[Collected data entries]
# # # #
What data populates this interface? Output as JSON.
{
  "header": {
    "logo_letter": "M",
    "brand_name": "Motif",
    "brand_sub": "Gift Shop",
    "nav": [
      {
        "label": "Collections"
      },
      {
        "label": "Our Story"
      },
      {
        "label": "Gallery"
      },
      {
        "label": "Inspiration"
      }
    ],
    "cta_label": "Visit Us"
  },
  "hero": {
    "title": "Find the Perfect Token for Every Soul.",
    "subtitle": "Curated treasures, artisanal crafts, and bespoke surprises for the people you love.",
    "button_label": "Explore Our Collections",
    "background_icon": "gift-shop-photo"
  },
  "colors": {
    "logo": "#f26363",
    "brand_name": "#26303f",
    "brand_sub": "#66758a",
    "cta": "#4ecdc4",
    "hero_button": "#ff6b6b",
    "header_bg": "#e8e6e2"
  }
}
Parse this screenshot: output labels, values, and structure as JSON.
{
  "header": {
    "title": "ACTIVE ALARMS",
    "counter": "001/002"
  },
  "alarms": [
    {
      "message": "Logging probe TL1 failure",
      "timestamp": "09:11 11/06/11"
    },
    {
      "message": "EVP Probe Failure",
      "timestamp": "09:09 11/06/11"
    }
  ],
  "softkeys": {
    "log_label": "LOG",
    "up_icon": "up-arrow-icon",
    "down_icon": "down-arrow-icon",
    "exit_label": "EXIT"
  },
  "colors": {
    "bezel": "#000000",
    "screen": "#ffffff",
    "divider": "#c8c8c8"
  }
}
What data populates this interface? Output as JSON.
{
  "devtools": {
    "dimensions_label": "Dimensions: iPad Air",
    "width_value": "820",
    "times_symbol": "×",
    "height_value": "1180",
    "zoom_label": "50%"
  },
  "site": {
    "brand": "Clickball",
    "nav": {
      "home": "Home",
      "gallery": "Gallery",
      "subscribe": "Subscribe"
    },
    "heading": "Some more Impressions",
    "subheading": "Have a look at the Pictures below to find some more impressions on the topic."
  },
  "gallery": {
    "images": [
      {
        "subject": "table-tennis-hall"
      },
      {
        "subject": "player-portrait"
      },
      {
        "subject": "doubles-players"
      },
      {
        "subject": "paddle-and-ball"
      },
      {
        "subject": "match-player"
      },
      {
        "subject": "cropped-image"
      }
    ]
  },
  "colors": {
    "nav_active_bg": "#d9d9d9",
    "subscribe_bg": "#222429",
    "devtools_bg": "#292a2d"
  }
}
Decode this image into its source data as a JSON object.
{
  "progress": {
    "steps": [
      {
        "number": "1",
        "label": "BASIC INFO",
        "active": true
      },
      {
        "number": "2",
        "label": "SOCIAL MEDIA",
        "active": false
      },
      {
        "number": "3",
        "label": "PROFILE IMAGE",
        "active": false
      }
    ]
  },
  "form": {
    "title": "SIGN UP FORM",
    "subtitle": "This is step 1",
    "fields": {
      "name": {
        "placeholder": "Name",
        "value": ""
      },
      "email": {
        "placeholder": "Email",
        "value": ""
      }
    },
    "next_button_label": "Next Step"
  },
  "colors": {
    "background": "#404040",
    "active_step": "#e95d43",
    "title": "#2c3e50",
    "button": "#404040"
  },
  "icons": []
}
# # # #
Check every line of the listing for the string "message" and report how many lines have it, as a number alone.

» Solution to this problem: 2